Can you rewrite the data below with every "Patent image size" changed to "Drawing size" and everything else left as it is, omitting the pictures?
----------
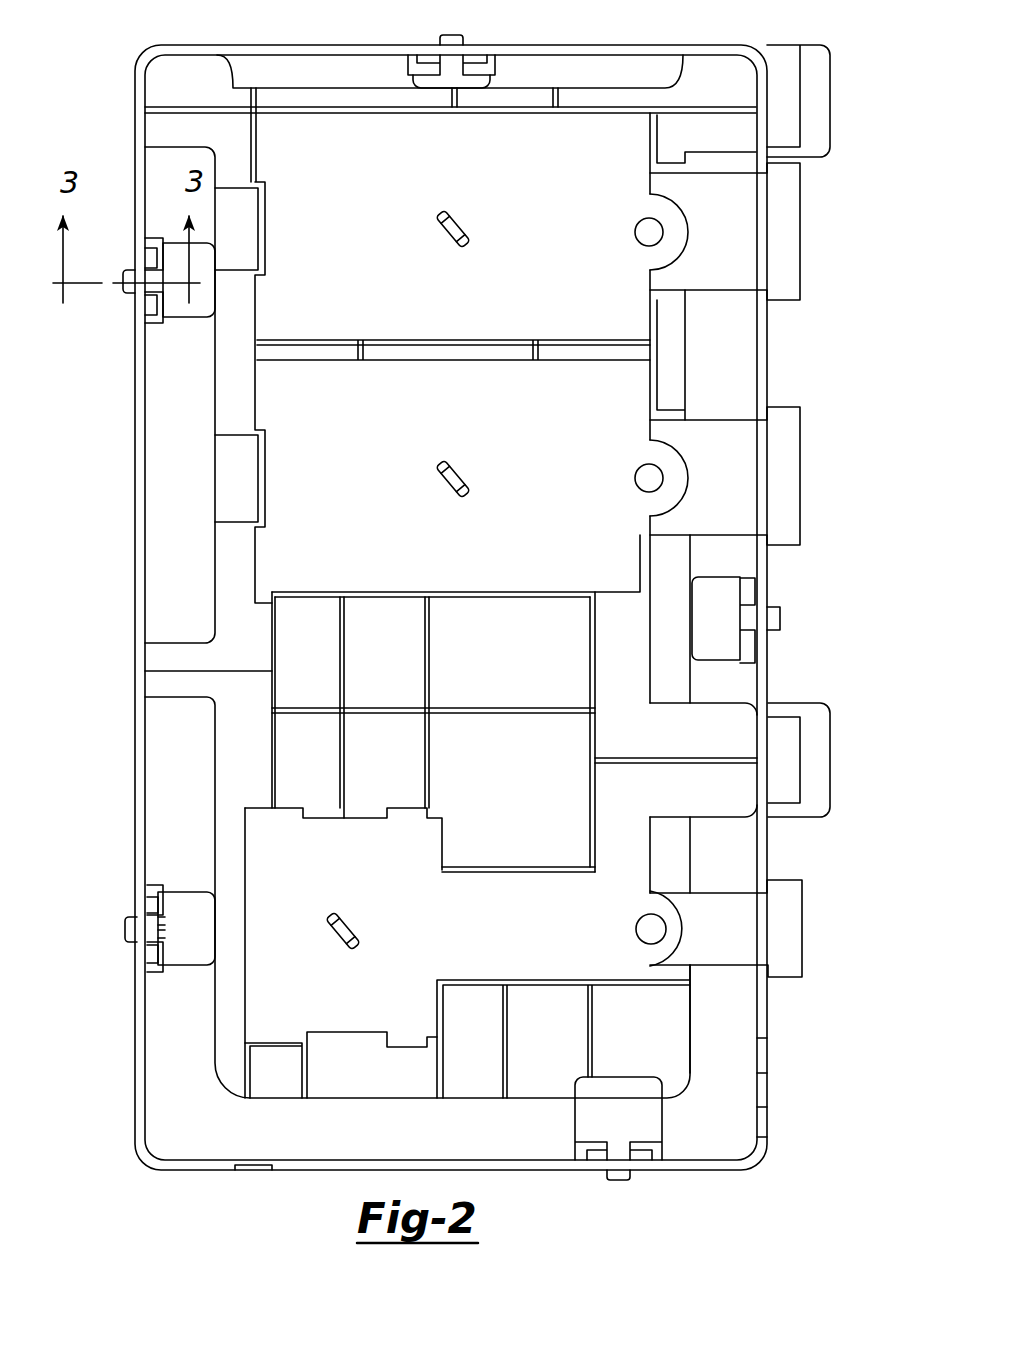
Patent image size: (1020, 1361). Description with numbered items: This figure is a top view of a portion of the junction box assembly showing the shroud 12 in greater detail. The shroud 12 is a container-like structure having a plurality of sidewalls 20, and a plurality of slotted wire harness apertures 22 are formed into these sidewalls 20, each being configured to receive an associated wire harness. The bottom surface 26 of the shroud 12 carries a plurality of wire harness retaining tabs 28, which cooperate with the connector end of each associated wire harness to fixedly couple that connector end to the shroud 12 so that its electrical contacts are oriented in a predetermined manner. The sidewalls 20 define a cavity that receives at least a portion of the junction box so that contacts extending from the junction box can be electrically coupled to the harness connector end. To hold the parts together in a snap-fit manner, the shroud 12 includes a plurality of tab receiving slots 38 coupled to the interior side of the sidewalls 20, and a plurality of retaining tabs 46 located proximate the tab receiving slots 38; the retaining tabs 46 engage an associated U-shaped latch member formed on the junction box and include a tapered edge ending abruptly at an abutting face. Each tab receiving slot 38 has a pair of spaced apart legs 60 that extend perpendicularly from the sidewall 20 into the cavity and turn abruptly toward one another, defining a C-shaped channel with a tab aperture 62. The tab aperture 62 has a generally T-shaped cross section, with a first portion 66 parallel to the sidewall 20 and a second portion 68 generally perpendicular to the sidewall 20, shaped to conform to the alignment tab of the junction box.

The shroud 12 is at (797, 1030).
The sidewalls 20 is at (540, 53).
The wire harness apertures 22 is at (745, 246).
The bottom surface 26 is at (512, 920).
The wire harness retaining tabs 28 is at (463, 221).
The tab receiving slots 38 is at (403, 67).
The retaining tabs 46 is at (175, 916).
The legs 60 is at (158, 898).
The tab aperture 62 is at (161, 921).
The first portion 66 is at (153, 905).
The second portion 68 is at (158, 932).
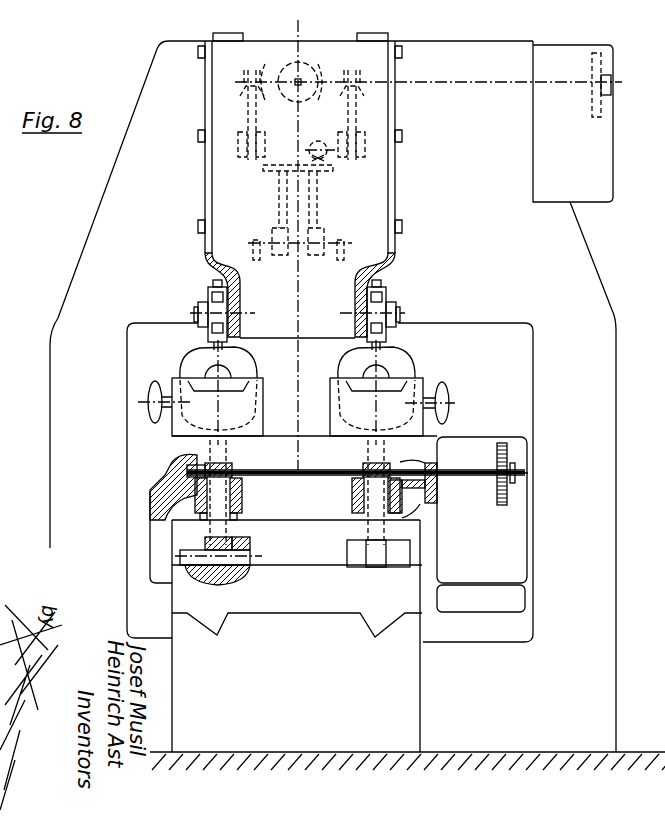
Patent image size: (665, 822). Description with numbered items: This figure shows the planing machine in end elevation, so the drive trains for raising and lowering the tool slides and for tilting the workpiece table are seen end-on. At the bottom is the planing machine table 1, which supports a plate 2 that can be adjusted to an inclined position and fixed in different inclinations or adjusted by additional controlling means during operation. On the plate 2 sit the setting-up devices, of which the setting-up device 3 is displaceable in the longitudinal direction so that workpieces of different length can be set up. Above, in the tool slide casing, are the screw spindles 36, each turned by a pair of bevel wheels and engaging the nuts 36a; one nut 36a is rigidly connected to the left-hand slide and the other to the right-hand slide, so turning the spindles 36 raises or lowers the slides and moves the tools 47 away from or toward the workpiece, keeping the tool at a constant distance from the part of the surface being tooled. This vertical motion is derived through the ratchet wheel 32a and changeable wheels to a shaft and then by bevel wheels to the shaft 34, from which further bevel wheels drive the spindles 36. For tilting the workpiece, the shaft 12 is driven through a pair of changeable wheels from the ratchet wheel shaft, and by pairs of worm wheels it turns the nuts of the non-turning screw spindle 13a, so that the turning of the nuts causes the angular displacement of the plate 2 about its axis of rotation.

The planing machine table 1 is at (304, 602).
The plate 2 is at (304, 504).
The setting-up device 3 is at (242, 413).
The shaft 12 is at (300, 468).
The non-turning screw spindle 13a is at (292, 512).
The ratchet wheel 32a is at (660, 69).
The shaft 34 is at (298, 80).
The screw spindle 36 is at (250, 120).
The nut 36a is at (247, 179).
The tool 47 is at (208, 291).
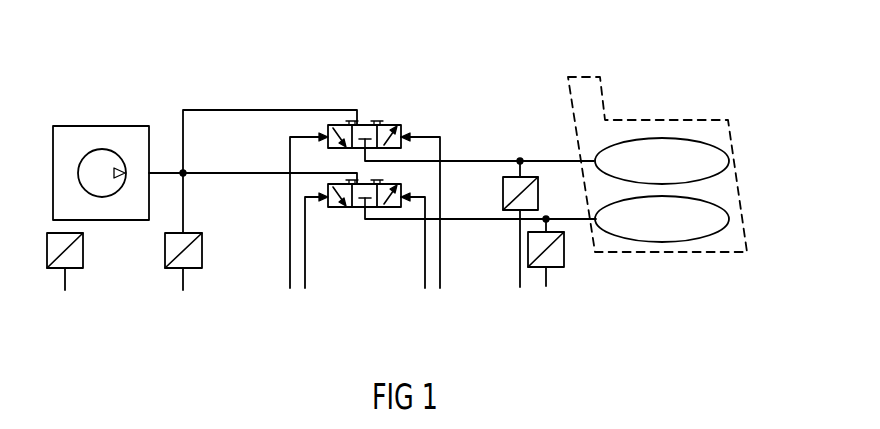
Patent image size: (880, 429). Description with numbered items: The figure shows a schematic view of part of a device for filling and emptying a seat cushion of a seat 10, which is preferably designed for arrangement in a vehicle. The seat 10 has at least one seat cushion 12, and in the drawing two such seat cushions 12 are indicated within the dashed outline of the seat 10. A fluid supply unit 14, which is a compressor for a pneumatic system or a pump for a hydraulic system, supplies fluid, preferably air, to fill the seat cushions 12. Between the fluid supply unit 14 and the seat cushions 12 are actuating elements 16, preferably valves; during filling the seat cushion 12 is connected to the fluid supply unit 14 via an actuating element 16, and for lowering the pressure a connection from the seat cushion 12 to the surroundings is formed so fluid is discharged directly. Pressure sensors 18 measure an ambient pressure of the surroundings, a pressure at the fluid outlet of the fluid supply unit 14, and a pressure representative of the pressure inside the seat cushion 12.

The seat 10 is at (603, 88).
The seat cushion 12 is at (683, 138).
The fluid supply unit 14 is at (99, 126).
The actuating element 16 is at (363, 125).
The pressure sensor 18 is at (83, 252).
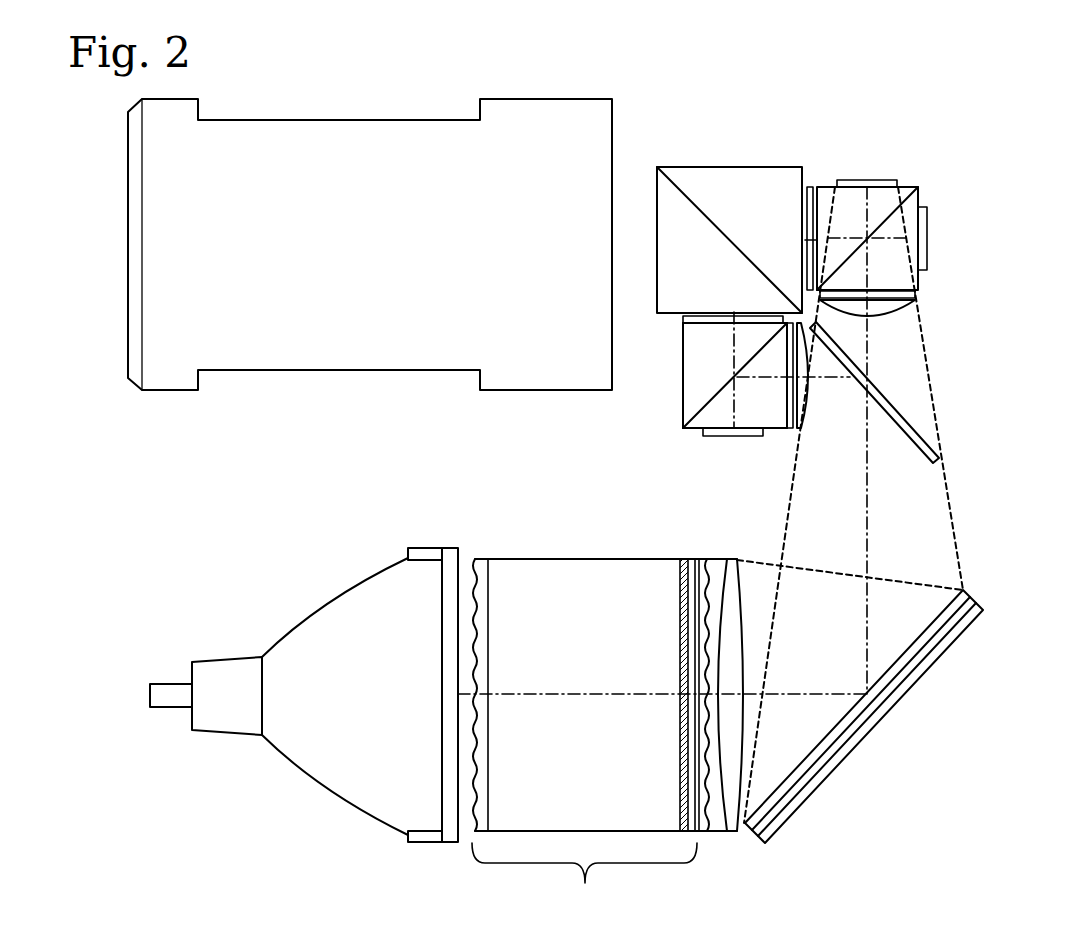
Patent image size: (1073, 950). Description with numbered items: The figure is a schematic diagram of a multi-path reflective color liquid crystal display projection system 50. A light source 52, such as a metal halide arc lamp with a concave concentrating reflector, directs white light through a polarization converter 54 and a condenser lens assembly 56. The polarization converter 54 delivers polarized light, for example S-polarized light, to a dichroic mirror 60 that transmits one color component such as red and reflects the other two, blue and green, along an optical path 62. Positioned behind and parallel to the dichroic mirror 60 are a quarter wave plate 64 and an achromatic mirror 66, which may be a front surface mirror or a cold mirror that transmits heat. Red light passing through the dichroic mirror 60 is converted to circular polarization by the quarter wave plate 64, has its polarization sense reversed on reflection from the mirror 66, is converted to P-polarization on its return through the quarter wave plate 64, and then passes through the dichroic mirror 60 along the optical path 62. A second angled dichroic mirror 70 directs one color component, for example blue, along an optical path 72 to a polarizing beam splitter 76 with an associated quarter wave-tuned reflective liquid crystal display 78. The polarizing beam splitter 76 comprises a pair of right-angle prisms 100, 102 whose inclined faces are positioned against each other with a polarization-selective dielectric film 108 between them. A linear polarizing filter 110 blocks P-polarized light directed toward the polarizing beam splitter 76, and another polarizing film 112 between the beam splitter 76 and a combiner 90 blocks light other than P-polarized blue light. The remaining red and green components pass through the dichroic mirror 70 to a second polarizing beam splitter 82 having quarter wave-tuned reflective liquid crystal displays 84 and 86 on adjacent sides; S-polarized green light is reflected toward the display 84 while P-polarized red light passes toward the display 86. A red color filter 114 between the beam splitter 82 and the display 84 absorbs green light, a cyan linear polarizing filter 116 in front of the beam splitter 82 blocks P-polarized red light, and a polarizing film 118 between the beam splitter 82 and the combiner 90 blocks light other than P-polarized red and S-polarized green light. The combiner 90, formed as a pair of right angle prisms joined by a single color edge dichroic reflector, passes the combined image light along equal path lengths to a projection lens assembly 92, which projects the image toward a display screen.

The multi-path reflective color liquid crystal display projection system 50 is at (357, 474).
The light source 52 is at (302, 798).
The polarization converter 54 is at (604, 735).
The condenser lens assembly 56 is at (733, 622).
The dichroic mirror 60 is at (836, 735).
The optical path 62 is at (872, 510).
The quarter wave plate 64 is at (945, 628).
The achromatic mirror 66 is at (864, 716).
The second angled dichroic mirror 70 is at (898, 420).
The optical path 72 is at (806, 380).
The polarizing beam splitter 76 is at (688, 400).
The quarter wave-tuned reflective liquid crystal display 78 is at (723, 437).
The second polarizing beam splitter 82 is at (921, 284).
The reflective liquid crystal display 84 is at (928, 238).
The reflective liquid crystal display 86 is at (911, 208).
The combiner 90 is at (735, 172).
The projection lens assembly 92 is at (444, 256).
The right-angle prism 100 is at (733, 395).
The right-angle prism 102 is at (762, 416).
The dielectric film 108 is at (722, 392).
The linear polarizing filter 110 is at (787, 357).
The polarizing film 112 is at (718, 317).
The red color filter 114 is at (922, 196).
The cyan linear polarizing filter 116 is at (880, 305).
The polarizing film 118 is at (818, 196).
----------
RESULT -
Drawing size: (1020, 1361). Description with numbered items: This figure is a top view of a portion of the junction box assembly showing the shroud 12 in greater detail. The shroud 12 is a container-like structure having a plurality of sidewalls 20, and a plurality of slotted wire harness apertures 22 are formed into these sidewalls 20, each being configured to receive an associated wire harness. The bottom surface 26 of the shroud 12 carries a plurality of wire harness retaining tabs 28, which cooperate with the connector end of each associated wire harness to fixedly couple that connector end to the shroud 12 so that its electrical contacts are oriented in a predetermined manner. The sidewalls 20 define a cavity that receives at least a portion of the junction box so that contacts extending from the junction box can be electrically coupled to the harness connector end. To hold the parts together in a snap-fit manner, the shroud 12 includes a plurality of tab receiving slots 38 coupled to the interior side of the sidewalls 20, and a plurality of retaining tabs 46 located proximate the tab receiving slots 38; the retaining tabs 46 engage an associated U-shaped latch member formed on the junction box and include a tapered edge ending abruptly at an abutting face. Each tab receiving slot 38 has a pair of spaced apart legs 60 that extend perpendicularly from the sidewall 20 into the cavity and turn abruptly toward one another, defining a C-shaped channel with a tab aperture 62. The tab aperture 62 has a generally T-shaped cross section, with a first portion 66 parallel to the sidewall 20 and a second portion 68 generally perpendicular to the sidewall 20, shaped to conform to the alignment tab of the junction box.

The shroud 12 is at (797, 1030).
The sidewalls 20 is at (540, 53).
The wire harness apertures 22 is at (745, 246).
The bottom surface 26 is at (512, 920).
The wire harness retaining tabs 28 is at (463, 221).
The tab receiving slots 38 is at (403, 67).
The retaining tabs 46 is at (175, 916).
The legs 60 is at (158, 898).
The tab aperture 62 is at (161, 921).
The first portion 66 is at (153, 905).
The second portion 68 is at (158, 932).
Drawing size: (665, 822). Description with numbered items: This figure shows the planing machine in end elevation, so the drive trains for raising and lowering the tool slides and for tilting the workpiece table are seen end-on. At the bottom is the planing machine table 1, which supports a plate 2 that can be adjusted to an inclined position and fixed in different inclinations or adjusted by additional controlling means during operation. On the plate 2 sit the setting-up devices, of which the setting-up device 3 is displaceable in the longitudinal direction so that workpieces of different length can be set up. Above, in the tool slide casing, are the screw spindles 36, each turned by a pair of bevel wheels and engaging the nuts 36a; one nut 36a is rigidly connected to the left-hand slide and the other to the right-hand slide, so turning the spindles 36 raises or lowers the slides and moves the tools 47 away from or toward the workpiece, keeping the tool at a constant distance from the part of the surface being tooled. This vertical motion is derived through the ratchet wheel 32a and changeable wheels to a shaft and then by bevel wheels to the shaft 34, from which further bevel wheels drive the spindles 36. For tilting the workpiece, the shaft 12 is driven through a pair of changeable wheels from the ratchet wheel shaft, and by pairs of worm wheels it turns the nuts of the non-turning screw spindle 13a, so that the turning of the nuts causes the angular displacement of the plate 2 about its axis of rotation.

The planing machine table 1 is at (304, 602).
The plate 2 is at (304, 504).
The setting-up device 3 is at (242, 413).
The shaft 12 is at (300, 468).
The non-turning screw spindle 13a is at (292, 512).
The ratchet wheel 32a is at (660, 69).
The shaft 34 is at (298, 80).
The screw spindle 36 is at (250, 120).
The nut 36a is at (247, 179).
The tool 47 is at (208, 291).
Drawing size: (880, 429). Description with numbered items: The figure shows a schematic view of part of a device for filling and emptying a seat cushion of a seat 10, which is preferably designed for arrangement in a vehicle. The seat 10 has at least one seat cushion 12, and in the drawing two such seat cushions 12 are indicated within the dashed outline of the seat 10. A fluid supply unit 14, which is a compressor for a pneumatic system or a pump for a hydraulic system, supplies fluid, preferably air, to fill the seat cushions 12. Between the fluid supply unit 14 and the seat cushions 12 are actuating elements 16, preferably valves; during filling the seat cushion 12 is connected to the fluid supply unit 14 via an actuating element 16, and for lowering the pressure a connection from the seat cushion 12 to the surroundings is formed so fluid is discharged directly. Pressure sensors 18 measure an ambient pressure of the surroundings, a pressure at the fluid outlet of the fluid supply unit 14, and a pressure representative of the pressure inside the seat cushion 12.

The seat 10 is at (603, 88).
The seat cushion 12 is at (683, 138).
The fluid supply unit 14 is at (99, 126).
The actuating element 16 is at (363, 125).
The pressure sensor 18 is at (83, 252).
Drawing size: (1073, 950). Description with numbered items: The figure is a schematic diagram of a multi-path reflective color liquid crystal display projection system 50. A light source 52, such as a metal halide arc lamp with a concave concentrating reflector, directs white light through a polarization converter 54 and a condenser lens assembly 56. The polarization converter 54 delivers polarized light, for example S-polarized light, to a dichroic mirror 60 that transmits one color component such as red and reflects the other two, blue and green, along an optical path 62. Positioned behind and parallel to the dichroic mirror 60 are a quarter wave plate 64 and an achromatic mirror 66, which may be a front surface mirror or a cold mirror that transmits heat. Red light passing through the dichroic mirror 60 is converted to circular polarization by the quarter wave plate 64, has its polarization sense reversed on reflection from the mirror 66, is converted to P-polarization on its return through the quarter wave plate 64, and then passes through the dichroic mirror 60 along the optical path 62. A second angled dichroic mirror 70 directs one color component, for example blue, along an optical path 72 to a polarizing beam splitter 76 with an associated quarter wave-tuned reflective liquid crystal display 78. The polarizing beam splitter 76 comprises a pair of right-angle prisms 100, 102 whose inclined faces are positioned against each other with a polarization-selective dielectric film 108 between them. A linear polarizing filter 110 blocks P-polarized light directed toward the polarizing beam splitter 76, and another polarizing film 112 between the beam splitter 76 and a combiner 90 blocks light other than P-polarized blue light. The remaining red and green components pass through the dichroic mirror 70 to a second polarizing beam splitter 82 having quarter wave-tuned reflective liquid crystal displays 84 and 86 on adjacent sides; S-polarized green light is reflected toward the display 84 while P-polarized red light passes toward the display 86. A red color filter 114 between the beam splitter 82 and the display 84 absorbs green light, a cyan linear polarizing filter 116 in front of the beam splitter 82 blocks P-polarized red light, and a polarizing film 118 between the beam splitter 82 and the combiner 90 blocks light other than P-polarized red and S-polarized green light. The combiner 90, formed as a pair of right angle prisms joined by a single color edge dichroic reflector, passes the combined image light along equal path lengths to a projection lens assembly 92, which projects the image toward a display screen.

The multi-path reflective color liquid crystal display projection system 50 is at (357, 474).
The light source 52 is at (302, 798).
The polarization converter 54 is at (604, 735).
The condenser lens assembly 56 is at (733, 622).
The dichroic mirror 60 is at (836, 735).
The optical path 62 is at (872, 510).
The quarter wave plate 64 is at (945, 628).
The achromatic mirror 66 is at (864, 716).
The second angled dichroic mirror 70 is at (898, 420).
The optical path 72 is at (806, 380).
The polarizing beam splitter 76 is at (688, 400).
The quarter wave-tuned reflective liquid crystal display 78 is at (723, 437).
The second polarizing beam splitter 82 is at (921, 284).
The reflective liquid crystal display 84 is at (928, 238).
The reflective liquid crystal display 86 is at (911, 208).
The combiner 90 is at (735, 172).
The projection lens assembly 92 is at (444, 256).
The right-angle prism 100 is at (733, 395).
The right-angle prism 102 is at (762, 416).
The dielectric film 108 is at (722, 392).
The linear polarizing filter 110 is at (787, 357).
The polarizing film 112 is at (718, 317).
The red color filter 114 is at (922, 196).
The cyan linear polarizing filter 116 is at (880, 305).
The polarizing film 118 is at (818, 196).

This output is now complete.